_CHALLENGE_: Which lines have the string "author"? Copy all of them from the entries below.

•••

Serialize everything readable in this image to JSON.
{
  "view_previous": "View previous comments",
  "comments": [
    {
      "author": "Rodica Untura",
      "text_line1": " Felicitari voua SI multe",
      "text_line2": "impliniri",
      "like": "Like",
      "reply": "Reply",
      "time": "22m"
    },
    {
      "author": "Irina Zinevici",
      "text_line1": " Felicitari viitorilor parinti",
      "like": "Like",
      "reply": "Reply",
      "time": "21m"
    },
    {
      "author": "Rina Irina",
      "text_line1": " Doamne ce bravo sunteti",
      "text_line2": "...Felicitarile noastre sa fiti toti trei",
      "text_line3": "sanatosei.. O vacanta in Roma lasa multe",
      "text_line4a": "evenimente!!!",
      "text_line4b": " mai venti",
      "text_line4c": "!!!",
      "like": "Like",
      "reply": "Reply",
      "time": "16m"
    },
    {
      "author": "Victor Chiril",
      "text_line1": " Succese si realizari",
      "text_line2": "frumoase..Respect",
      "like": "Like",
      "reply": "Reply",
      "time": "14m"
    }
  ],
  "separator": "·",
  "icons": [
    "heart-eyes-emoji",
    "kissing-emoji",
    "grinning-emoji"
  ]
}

•••

_EXPECTED ANSWER_:
      "author": "Rodica Untura",
      "author": "Irina Zinevici",
      "author": "Rina Irina",
      "author": "Victor Chiril",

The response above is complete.